(PROBLEM TO SOLVE): Could you repeat each line of the records below word for word, without changing anything?
** start DATA SHOWN **
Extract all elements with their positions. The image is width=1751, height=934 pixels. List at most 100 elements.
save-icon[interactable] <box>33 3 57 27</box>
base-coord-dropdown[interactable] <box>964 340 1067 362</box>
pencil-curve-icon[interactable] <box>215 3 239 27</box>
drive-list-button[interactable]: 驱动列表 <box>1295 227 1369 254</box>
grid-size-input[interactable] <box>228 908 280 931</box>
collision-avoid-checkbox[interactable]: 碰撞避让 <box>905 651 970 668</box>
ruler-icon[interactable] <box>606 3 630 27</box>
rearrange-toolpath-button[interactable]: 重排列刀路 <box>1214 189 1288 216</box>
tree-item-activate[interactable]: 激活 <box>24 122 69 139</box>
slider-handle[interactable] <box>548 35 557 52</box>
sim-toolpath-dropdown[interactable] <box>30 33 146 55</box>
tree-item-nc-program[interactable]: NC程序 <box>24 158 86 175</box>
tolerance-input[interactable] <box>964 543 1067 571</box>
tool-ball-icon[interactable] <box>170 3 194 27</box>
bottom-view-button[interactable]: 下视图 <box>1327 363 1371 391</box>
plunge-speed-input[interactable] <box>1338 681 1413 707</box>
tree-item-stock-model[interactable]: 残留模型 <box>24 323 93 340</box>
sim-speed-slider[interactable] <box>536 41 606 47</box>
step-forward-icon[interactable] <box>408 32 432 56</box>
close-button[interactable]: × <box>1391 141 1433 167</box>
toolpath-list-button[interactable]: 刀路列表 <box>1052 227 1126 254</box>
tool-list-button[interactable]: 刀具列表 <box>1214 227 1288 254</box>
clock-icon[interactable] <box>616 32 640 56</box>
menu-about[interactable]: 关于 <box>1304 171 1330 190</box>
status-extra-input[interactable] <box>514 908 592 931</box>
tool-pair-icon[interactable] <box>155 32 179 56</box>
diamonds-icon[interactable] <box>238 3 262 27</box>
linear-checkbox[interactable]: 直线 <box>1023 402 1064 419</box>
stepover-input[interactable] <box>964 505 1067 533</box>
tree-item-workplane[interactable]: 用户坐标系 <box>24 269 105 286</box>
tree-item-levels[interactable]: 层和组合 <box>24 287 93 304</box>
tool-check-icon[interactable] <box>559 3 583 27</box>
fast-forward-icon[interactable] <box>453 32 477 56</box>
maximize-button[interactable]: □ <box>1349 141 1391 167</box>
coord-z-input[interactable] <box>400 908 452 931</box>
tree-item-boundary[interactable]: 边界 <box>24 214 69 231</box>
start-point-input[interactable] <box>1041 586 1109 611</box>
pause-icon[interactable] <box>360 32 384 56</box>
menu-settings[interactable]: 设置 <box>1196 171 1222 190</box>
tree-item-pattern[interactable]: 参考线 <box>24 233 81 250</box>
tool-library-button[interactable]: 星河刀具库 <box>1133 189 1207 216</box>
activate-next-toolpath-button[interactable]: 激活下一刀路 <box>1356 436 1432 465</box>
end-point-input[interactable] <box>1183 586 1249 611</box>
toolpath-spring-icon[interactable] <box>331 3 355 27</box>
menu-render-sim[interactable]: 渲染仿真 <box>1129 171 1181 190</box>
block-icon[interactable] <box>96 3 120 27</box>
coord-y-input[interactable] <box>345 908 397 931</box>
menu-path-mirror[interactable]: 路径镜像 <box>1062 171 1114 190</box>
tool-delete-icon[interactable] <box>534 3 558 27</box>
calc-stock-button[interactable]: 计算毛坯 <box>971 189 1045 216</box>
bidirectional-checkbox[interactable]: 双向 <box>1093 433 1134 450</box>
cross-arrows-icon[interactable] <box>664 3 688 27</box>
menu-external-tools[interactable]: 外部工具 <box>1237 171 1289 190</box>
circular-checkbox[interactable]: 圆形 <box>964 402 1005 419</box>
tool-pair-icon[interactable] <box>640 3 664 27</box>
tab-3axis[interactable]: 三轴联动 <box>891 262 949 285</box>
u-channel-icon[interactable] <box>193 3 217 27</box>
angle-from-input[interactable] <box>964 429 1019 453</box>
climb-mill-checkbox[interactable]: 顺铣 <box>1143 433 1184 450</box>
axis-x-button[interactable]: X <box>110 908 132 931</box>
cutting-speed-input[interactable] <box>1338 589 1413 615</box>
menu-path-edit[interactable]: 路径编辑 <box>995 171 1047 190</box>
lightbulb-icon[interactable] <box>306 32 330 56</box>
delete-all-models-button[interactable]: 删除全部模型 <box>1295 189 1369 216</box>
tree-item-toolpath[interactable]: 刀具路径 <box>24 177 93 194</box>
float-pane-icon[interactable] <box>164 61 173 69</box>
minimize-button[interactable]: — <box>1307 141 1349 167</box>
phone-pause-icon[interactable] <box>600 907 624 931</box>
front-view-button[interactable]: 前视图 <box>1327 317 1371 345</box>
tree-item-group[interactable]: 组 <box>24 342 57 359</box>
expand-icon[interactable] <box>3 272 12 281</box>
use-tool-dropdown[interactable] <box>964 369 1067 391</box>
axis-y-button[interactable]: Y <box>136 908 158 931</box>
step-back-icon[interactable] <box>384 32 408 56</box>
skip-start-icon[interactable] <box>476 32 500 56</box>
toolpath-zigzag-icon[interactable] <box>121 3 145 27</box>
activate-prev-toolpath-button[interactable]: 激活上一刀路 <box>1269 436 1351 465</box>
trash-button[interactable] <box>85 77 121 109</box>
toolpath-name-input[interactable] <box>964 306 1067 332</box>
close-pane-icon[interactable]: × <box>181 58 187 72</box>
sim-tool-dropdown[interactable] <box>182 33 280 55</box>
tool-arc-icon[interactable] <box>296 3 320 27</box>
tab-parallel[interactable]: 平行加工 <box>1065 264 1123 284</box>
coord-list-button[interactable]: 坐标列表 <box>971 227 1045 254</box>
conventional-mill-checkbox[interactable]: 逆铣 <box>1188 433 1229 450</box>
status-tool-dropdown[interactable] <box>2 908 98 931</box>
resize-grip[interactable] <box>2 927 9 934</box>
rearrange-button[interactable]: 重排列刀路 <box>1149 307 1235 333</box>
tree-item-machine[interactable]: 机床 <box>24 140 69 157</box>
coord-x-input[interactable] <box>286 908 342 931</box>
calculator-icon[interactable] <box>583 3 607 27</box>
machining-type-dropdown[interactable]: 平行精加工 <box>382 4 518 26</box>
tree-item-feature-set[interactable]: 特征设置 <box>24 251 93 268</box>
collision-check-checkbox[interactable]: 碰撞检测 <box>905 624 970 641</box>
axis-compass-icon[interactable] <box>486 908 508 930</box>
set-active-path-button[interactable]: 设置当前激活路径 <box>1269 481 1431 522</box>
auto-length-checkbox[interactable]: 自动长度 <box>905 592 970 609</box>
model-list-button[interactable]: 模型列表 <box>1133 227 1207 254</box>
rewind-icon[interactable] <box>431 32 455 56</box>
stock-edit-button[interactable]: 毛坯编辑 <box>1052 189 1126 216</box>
** end DATA SHOWN **
(PROBLEM SOLUTION):
Extract all elements with their positions. The image is width=1751, height=934 pixels. List at most 100 elements.
save-icon[interactable] <box>33 3 57 27</box>
base-coord-dropdown[interactable] <box>964 340 1067 362</box>
pencil-curve-icon[interactable] <box>215 3 239 27</box>
drive-list-button[interactable]: 驱动列表 <box>1295 227 1369 254</box>
grid-size-input[interactable] <box>228 908 280 931</box>
collision-avoid-checkbox[interactable]: 碰撞避让 <box>905 651 970 668</box>
ruler-icon[interactable] <box>606 3 630 27</box>
rearrange-toolpath-button[interactable]: 重排列刀路 <box>1214 189 1288 216</box>
tree-item-activate[interactable]: 激活 <box>24 122 69 139</box>
slider-handle[interactable] <box>548 35 557 52</box>
sim-toolpath-dropdown[interactable] <box>30 33 146 55</box>
tree-item-nc-program[interactable]: NC程序 <box>24 158 86 175</box>
tolerance-input[interactable] <box>964 543 1067 571</box>
tool-ball-icon[interactable] <box>170 3 194 27</box>
bottom-view-button[interactable]: 下视图 <box>1327 363 1371 391</box>
plunge-speed-input[interactable] <box>1338 681 1413 707</box>
tree-item-stock-model[interactable]: 残留模型 <box>24 323 93 340</box>
sim-speed-slider[interactable] <box>536 41 606 47</box>
step-forward-icon[interactable] <box>408 32 432 56</box>
close-button[interactable]: × <box>1391 141 1433 167</box>
toolpath-list-button[interactable]: 刀路列表 <box>1052 227 1126 254</box>
tool-list-button[interactable]: 刀具列表 <box>1214 227 1288 254</box>
clock-icon[interactable] <box>616 32 640 56</box>
menu-about[interactable]: 关于 <box>1304 171 1330 190</box>
status-extra-input[interactable] <box>514 908 592 931</box>
tool-pair-icon[interactable] <box>155 32 179 56</box>
diamonds-icon[interactable] <box>238 3 262 27</box>
linear-checkbox[interactable]: 直线 <box>1023 402 1064 419</box>
stepover-input[interactable] <box>964 505 1067 533</box>
tree-item-workplane[interactable]: 用户坐标系 <box>24 269 105 286</box>
tree-item-levels[interactable]: 层和组合 <box>24 287 93 304</box>
tool-check-icon[interactable] <box>559 3 583 27</box>
fast-forward-icon[interactable] <box>453 32 477 56</box>
maximize-button[interactable]: □ <box>1349 141 1391 167</box>
coord-z-input[interactable] <box>400 908 452 931</box>
tree-item-boundary[interactable]: 边界 <box>24 214 69 231</box>
start-point-input[interactable] <box>1041 586 1109 611</box>
pause-icon[interactable] <box>360 32 384 56</box>
menu-settings[interactable]: 设置 <box>1196 171 1222 190</box>
tree-item-pattern[interactable]: 参考线 <box>24 233 81 250</box>
tool-library-button[interactable]: 星河刀具库 <box>1133 189 1207 216</box>
activate-next-toolpath-button[interactable]: 激活下一刀路 <box>1356 436 1432 465</box>
end-point-input[interactable] <box>1183 586 1249 611</box>
toolpath-spring-icon[interactable] <box>331 3 355 27</box>
menu-render-sim[interactable]: 渲染仿真 <box>1129 171 1181 190</box>
block-icon[interactable] <box>96 3 120 27</box>
coord-y-input[interactable] <box>345 908 397 931</box>
menu-path-mirror[interactable]: 路径镜像 <box>1062 171 1114 190</box>
tool-delete-icon[interactable] <box>534 3 558 27</box>
calc-stock-button[interactable]: 计算毛坯 <box>971 189 1045 216</box>
bidirectional-checkbox[interactable]: 双向 <box>1093 433 1134 450</box>
cross-arrows-icon[interactable] <box>664 3 688 27</box>
menu-external-tools[interactable]: 外部工具 <box>1237 171 1289 190</box>
circular-checkbox[interactable]: 圆形 <box>964 402 1005 419</box>
tool-pair-icon[interactable] <box>640 3 664 27</box>
tab-3axis[interactable]: 三轴联动 <box>891 262 949 285</box>
u-channel-icon[interactable] <box>193 3 217 27</box>
angle-from-input[interactable] <box>964 429 1019 453</box>
climb-mill-checkbox[interactable]: 顺铣 <box>1143 433 1184 450</box>
axis-x-button[interactable]: X <box>110 908 132 931</box>
cutting-speed-input[interactable] <box>1338 589 1413 615</box>
menu-path-edit[interactable]: 路径编辑 <box>995 171 1047 190</box>
lightbulb-icon[interactable] <box>306 32 330 56</box>
delete-all-models-button[interactable]: 删除全部模型 <box>1295 189 1369 216</box>
tree-item-toolpath[interactable]: 刀具路径 <box>24 177 93 194</box>
float-pane-icon[interactable] <box>164 61 173 69</box>
minimize-button[interactable]: — <box>1307 141 1349 167</box>
phone-pause-icon[interactable] <box>600 907 624 931</box>
front-view-button[interactable]: 前视图 <box>1327 317 1371 345</box>
tree-item-group[interactable]: 组 <box>24 342 57 359</box>
expand-icon[interactable] <box>3 272 12 281</box>
use-tool-dropdown[interactable] <box>964 369 1067 391</box>
axis-y-button[interactable]: Y <box>136 908 158 931</box>
step-back-icon[interactable] <box>384 32 408 56</box>
skip-start-icon[interactable] <box>476 32 500 56</box>
toolpath-zigzag-icon[interactable] <box>121 3 145 27</box>
activate-prev-toolpath-button[interactable]: 激活上一刀路 <box>1269 436 1351 465</box>
trash-button[interactable] <box>85 77 121 109</box>
toolpath-name-input[interactable] <box>964 306 1067 332</box>
close-pane-icon[interactable]: × <box>181 58 187 72</box>
sim-tool-dropdown[interactable] <box>182 33 280 55</box>
tool-arc-icon[interactable] <box>296 3 320 27</box>
tab-parallel[interactable]: 平行加工 <box>1065 264 1123 284</box>
coord-list-button[interactable]: 坐标列表 <box>971 227 1045 254</box>
conventional-mill-checkbox[interactable]: 逆铣 <box>1188 433 1229 450</box>
status-tool-dropdown[interactable] <box>2 908 98 931</box>
resize-grip[interactable] <box>2 927 9 934</box>
rearrange-button[interactable]: 重排列刀路 <box>1149 307 1235 333</box>
tree-item-machine[interactable]: 机床 <box>24 140 69 157</box>
coord-x-input[interactable] <box>286 908 342 931</box>
calculator-icon[interactable] <box>583 3 607 27</box>
machining-type-dropdown[interactable]: 平行精加工 <box>382 4 518 26</box>
tree-item-feature-set[interactable]: 特征设置 <box>24 251 93 268</box>
collision-check-checkbox[interactable]: 碰撞检测 <box>905 624 970 641</box>
axis-compass-icon[interactable] <box>486 908 508 930</box>
set-active-path-button[interactable]: 设置当前激活路径 <box>1269 481 1431 522</box>
auto-length-checkbox[interactable]: 自动长度 <box>905 592 970 609</box>
model-list-button[interactable]: 模型列表 <box>1133 227 1207 254</box>
rewind-icon[interactable] <box>431 32 455 56</box>
stock-edit-button[interactable]: 毛坯编辑 <box>1052 189 1126 216</box>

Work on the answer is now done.